### [Text shown]
<<<<

BELDON v. SUPERINTENDENT
ENTRY Discussing Petition for Writ of Habeas Corpus and Denying Certificate of Appealability: Once convicted and after exhaustion or waiver of any right to appeal, a defendant is presumed to stand &quo t;fairly and finally convicted." United States v. Frady, 456 U.S. 152, 164 (1982). For the reasons explained in this Entry, the effort of Weston Beldon to show otherwise with respect to his Morgan County convictions fails. His petition for a writ of habeas corpus will therefore be denied. In addition, the Court finds that a certificate of appealability should not issue. Copy to Petitioner via US Mail. Signed by Judge Sarah Evans Barker on 8/23/2017.(SWM)
UNITED STATES DISTRICT COURT
SOUTHERN DISTRICT OF INDIANA
WESTON LEE BELDON,
SUPERINTENDENT, Wabash Valley
Entry Discussing Petition for Writ of Habeas
Corpus and Denying Certificate of Appealability
Once convicted and after exhaustion or waiver of any right to appeal, a defendant is
presumed to stand “fairly and finally convicted.” United States v. Frady, 456 U.S. 152, 164 (1982).
For the reasons explained in this Entry, the effort of Weston Beldon to show otherwise with respect
to his Morgan County convictions fails. His petition for a writ of habeas corpus will therefore be
denied. In addition, the Court finds that a certificate of appealability should not issue. These
conclusions rest on the following facts and circumstances:
Beldon pled guilty to arson in a Morgan County court on September 13, 2013. He
was sentenced to a term of 30 years. On November 15, 2016, the sentence was modified to 20
Beldon filed a motion to correct erroneous sentence on January 20, 2017. That
motion was denied on January 26, 2017. No appeal was filed from that ruling, although a motion
to correct errors was filed and denied. Thus, the last activity pertaining to the motion to correct
erroneous sentence was the trial court’s denial of his motion to correct errors.
Applying the prison mailbox rule, this action was then filed on February 27, 2017.
Beldon’s claim is that the trial court failed to comply with Indiana law by failing to list his earned
good time in the Abstract of Judgment. See Robinson v. State, 805 N.E.2d 783 (Ind. 2004).
A petitioner must overcome several procedural barriers before a court will review
the merits of a petition for a writ of federal habeas corpus. As Justice O’Connor noted in Daniels
v. United States, “Procedural barriers, such as statutes of limitations and rules concerning
procedural default and exhaustion of remedies, operate to limit access to review on the merits of a
constitutional claim.” 532 U.S. 374, 381 (2001); see also United States v. Olano, 507 U.S. 725,
731 (1993). Accordingly, “when examining a habeas corpus petition, the first duty of a district
court . . . is to examine the procedural status of the cause of action.” United States ex rel. Simmons
v. Gramley, 915 F.2d 1128, 1132 (7th Cir. 1990).

>>>>

### [Direction 1]
In the habeas corpus entry, what was Beldon's original sentence for arson?
The court text and the listing that comes next have no connection to each other.

### [Input records]
<<<<

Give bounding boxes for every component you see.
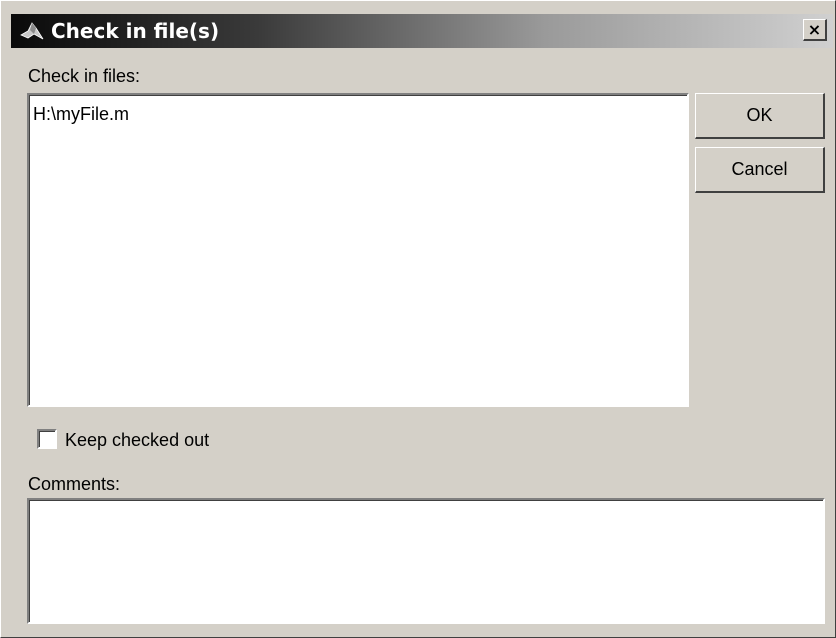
close-button[interactable]: ×: [803, 19, 827, 41]
comments-label: Comments:: [28, 474, 121, 494]
check-in-files-label: Check in files:: [28, 66, 141, 86]
matlab-logo-icon: [19, 19, 45, 43]
ok-button[interactable]: OK: [695, 93, 825, 139]
dialog-title: Check in file(s): [51, 19, 220, 43]
title-bar[interactable]: Check in file(s) ×: [11, 14, 833, 48]
cancel-button-label: Cancel: [731, 159, 788, 179]
file-list-item[interactable]: H:\myFile.m: [33, 103, 129, 125]
ok-button-label: OK: [746, 105, 773, 125]
keep-checked-out-label[interactable]: Keep checked out: [65, 429, 209, 451]
keep-checked-out-checkbox[interactable]: [37, 429, 57, 449]
cancel-button[interactable]: Cancel: [695, 147, 825, 193]
file-list[interactable]: H:\myFile.m: [27, 93, 689, 407]
check-in-dialog: Check in file(s) × Check in files: H:\my…: [0, 0, 836, 638]
close-icon: ×: [807, 19, 822, 39]
comments-textarea[interactable]: [27, 498, 825, 624]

>>>>

### [Direction 2]
Substitute "H:\report.m" for "H:\myFile.m" in the listing and write out those lines again, beginning at the line that has "close-button[interactable]: ×: [803, 19, 827, 41]" and stopping after the last line of the listing.

### [Correct answer 1]
He was sentenced to a term of 30 years.

### [Correct answer 2]
close-button[interactable]: ×: [803, 19, 827, 41]
comments-label: Comments:: [28, 474, 121, 494]
check-in-files-label: Check in files:: [28, 66, 141, 86]
matlab-logo-icon: [19, 19, 45, 43]
ok-button[interactable]: OK: [695, 93, 825, 139]
dialog-title: Check in file(s): [51, 19, 220, 43]
title-bar[interactable]: Check in file(s) ×: [11, 14, 833, 48]
cancel-button-label: Cancel: [731, 159, 788, 179]
file-list-item[interactable]: H:\report.m: [33, 103, 129, 125]
ok-button-label: OK: [746, 105, 773, 125]
keep-checked-out-label[interactable]: Keep checked out: [65, 429, 209, 451]
keep-checked-out-checkbox[interactable]: [37, 429, 57, 449]
cancel-button[interactable]: Cancel: [695, 147, 825, 193]
file-list[interactable]: H:\report.m: [27, 93, 689, 407]
check-in-dialog: Check in file(s) × Check in files: H:\my…: [0, 0, 836, 638]
close-icon: ×: [807, 19, 822, 39]
comments-textarea[interactable]: [27, 498, 825, 624]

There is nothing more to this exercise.